## Written problem
For this exercise, copy out each line of the material below that includes "情节严重的".

═════ Task data

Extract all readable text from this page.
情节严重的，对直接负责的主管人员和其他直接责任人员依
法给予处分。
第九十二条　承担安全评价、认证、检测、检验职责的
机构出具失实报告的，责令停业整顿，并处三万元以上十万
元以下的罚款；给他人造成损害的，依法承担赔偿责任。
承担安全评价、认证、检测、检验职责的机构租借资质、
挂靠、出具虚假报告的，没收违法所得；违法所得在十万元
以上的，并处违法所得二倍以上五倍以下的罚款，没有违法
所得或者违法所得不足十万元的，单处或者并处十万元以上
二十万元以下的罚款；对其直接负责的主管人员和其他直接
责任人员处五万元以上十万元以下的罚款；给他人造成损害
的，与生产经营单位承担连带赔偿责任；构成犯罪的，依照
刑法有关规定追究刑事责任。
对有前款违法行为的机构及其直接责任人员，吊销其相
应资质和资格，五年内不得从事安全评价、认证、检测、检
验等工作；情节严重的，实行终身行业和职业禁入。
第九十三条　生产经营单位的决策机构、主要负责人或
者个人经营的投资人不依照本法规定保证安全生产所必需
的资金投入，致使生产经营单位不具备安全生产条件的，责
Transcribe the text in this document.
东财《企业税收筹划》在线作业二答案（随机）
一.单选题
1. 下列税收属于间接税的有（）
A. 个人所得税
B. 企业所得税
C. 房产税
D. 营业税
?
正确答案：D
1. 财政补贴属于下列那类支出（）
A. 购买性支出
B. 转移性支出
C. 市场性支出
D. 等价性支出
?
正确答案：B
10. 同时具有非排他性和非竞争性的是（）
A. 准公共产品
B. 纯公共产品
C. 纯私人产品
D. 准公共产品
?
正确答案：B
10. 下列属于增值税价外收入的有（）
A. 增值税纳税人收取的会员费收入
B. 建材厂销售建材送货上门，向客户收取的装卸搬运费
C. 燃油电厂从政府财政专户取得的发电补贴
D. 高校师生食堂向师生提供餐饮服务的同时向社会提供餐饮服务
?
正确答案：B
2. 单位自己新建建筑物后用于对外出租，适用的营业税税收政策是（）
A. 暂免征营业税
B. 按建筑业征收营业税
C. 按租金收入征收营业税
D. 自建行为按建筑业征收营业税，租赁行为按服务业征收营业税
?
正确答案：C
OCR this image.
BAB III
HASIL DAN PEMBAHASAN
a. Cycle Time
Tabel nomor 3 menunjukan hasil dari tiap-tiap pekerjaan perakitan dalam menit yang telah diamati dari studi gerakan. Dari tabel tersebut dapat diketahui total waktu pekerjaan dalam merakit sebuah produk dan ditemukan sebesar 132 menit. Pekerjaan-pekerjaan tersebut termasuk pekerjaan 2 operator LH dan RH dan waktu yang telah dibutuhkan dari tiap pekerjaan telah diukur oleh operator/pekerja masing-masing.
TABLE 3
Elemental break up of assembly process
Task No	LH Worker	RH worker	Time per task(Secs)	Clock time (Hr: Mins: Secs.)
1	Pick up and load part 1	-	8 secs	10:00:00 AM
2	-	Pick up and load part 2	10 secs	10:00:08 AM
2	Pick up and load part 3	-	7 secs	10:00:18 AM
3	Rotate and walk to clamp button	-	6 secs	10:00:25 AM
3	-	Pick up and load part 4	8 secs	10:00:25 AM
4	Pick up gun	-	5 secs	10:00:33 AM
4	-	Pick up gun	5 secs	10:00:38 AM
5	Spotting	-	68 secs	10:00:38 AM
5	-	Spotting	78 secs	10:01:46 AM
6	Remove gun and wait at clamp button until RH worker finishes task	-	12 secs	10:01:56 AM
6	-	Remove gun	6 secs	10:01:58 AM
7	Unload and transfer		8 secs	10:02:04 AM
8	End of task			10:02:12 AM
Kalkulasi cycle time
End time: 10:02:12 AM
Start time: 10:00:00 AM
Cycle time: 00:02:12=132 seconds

══════════

## Correct result
情节严重的，对直接负责的主管人员和其他直接责任人员依
验等工作；情节严重的，实行终身行业和职业禁入。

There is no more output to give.